═════ Stored data ═════
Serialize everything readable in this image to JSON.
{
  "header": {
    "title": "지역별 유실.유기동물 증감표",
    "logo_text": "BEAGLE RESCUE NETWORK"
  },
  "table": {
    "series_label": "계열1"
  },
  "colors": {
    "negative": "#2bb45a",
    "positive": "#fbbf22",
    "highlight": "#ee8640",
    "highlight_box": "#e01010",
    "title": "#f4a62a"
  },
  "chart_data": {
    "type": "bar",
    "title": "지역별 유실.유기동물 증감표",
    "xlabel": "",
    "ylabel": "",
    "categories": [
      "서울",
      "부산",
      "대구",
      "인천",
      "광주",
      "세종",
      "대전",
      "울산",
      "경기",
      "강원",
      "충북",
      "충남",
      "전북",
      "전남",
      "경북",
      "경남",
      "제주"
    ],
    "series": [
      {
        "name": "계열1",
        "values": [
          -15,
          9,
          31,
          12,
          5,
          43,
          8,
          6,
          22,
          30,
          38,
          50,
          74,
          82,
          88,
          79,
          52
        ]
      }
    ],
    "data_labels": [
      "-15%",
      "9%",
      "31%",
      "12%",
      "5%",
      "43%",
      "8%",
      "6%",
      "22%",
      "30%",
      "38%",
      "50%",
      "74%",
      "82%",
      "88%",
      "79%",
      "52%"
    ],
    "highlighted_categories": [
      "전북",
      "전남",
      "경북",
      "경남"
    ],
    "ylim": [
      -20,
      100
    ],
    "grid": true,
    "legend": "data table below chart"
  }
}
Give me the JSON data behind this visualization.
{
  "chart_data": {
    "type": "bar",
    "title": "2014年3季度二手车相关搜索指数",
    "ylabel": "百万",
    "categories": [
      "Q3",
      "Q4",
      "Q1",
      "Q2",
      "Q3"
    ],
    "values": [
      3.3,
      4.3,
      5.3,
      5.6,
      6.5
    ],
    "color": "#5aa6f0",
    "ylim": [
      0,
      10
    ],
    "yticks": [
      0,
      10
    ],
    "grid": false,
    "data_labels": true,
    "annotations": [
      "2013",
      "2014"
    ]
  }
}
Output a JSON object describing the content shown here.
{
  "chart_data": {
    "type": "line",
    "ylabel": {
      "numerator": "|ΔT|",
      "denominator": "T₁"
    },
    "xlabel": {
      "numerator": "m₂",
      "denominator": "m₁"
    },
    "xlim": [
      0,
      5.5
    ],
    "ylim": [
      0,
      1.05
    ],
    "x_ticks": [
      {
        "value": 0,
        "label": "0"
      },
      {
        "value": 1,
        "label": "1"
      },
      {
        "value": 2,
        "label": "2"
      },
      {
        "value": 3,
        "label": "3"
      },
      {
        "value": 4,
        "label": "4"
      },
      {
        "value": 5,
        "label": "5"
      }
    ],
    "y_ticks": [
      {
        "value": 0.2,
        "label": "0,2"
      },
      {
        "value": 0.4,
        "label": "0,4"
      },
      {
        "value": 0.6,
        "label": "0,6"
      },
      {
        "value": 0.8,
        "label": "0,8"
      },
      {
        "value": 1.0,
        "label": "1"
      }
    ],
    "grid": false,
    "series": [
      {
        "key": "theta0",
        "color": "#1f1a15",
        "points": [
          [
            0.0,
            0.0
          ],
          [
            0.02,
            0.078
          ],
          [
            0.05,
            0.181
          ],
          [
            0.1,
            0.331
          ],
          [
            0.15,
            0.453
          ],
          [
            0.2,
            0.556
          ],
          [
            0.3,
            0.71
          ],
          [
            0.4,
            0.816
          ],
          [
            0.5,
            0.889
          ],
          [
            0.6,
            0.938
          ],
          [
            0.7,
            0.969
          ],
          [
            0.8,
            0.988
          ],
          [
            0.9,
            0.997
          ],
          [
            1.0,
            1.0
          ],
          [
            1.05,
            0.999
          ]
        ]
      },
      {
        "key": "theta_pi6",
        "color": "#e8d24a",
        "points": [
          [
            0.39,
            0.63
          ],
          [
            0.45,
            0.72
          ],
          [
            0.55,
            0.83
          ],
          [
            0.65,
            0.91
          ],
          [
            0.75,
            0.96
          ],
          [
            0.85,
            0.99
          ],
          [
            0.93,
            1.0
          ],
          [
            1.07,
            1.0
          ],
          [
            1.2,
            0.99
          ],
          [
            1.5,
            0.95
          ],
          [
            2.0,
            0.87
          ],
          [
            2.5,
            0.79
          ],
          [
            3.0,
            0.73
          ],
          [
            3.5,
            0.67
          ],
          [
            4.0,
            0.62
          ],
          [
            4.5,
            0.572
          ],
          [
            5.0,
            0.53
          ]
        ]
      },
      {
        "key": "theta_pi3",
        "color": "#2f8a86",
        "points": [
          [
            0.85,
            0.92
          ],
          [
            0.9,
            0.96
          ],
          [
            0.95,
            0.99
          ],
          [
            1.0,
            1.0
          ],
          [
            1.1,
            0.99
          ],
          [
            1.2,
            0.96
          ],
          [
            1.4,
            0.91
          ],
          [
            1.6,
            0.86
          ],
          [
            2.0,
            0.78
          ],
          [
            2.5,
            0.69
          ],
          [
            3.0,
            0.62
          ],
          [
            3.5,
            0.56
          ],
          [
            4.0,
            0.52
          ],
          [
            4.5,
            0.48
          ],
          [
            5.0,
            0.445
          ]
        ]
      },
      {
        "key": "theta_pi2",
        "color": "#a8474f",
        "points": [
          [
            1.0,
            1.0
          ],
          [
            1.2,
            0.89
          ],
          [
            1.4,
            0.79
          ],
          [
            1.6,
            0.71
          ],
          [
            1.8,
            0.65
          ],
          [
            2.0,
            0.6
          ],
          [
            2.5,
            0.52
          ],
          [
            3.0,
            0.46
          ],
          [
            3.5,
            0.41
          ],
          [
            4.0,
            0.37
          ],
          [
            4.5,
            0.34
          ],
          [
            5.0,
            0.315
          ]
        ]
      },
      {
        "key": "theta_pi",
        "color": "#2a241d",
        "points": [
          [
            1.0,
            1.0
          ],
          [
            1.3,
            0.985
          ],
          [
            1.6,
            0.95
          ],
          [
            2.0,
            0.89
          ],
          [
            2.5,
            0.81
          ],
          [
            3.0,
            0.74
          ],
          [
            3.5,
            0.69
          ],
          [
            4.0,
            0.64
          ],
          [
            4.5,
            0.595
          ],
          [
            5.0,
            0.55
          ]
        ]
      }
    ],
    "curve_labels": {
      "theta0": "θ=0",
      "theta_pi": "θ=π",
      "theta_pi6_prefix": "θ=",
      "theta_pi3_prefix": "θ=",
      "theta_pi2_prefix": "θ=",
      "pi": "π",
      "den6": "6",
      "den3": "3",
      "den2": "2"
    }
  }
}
═════
Identify the lines that contain the string "table", and copy every one of them.

--- Expected answer ---
  "table": {
    "legend": "data table below chart"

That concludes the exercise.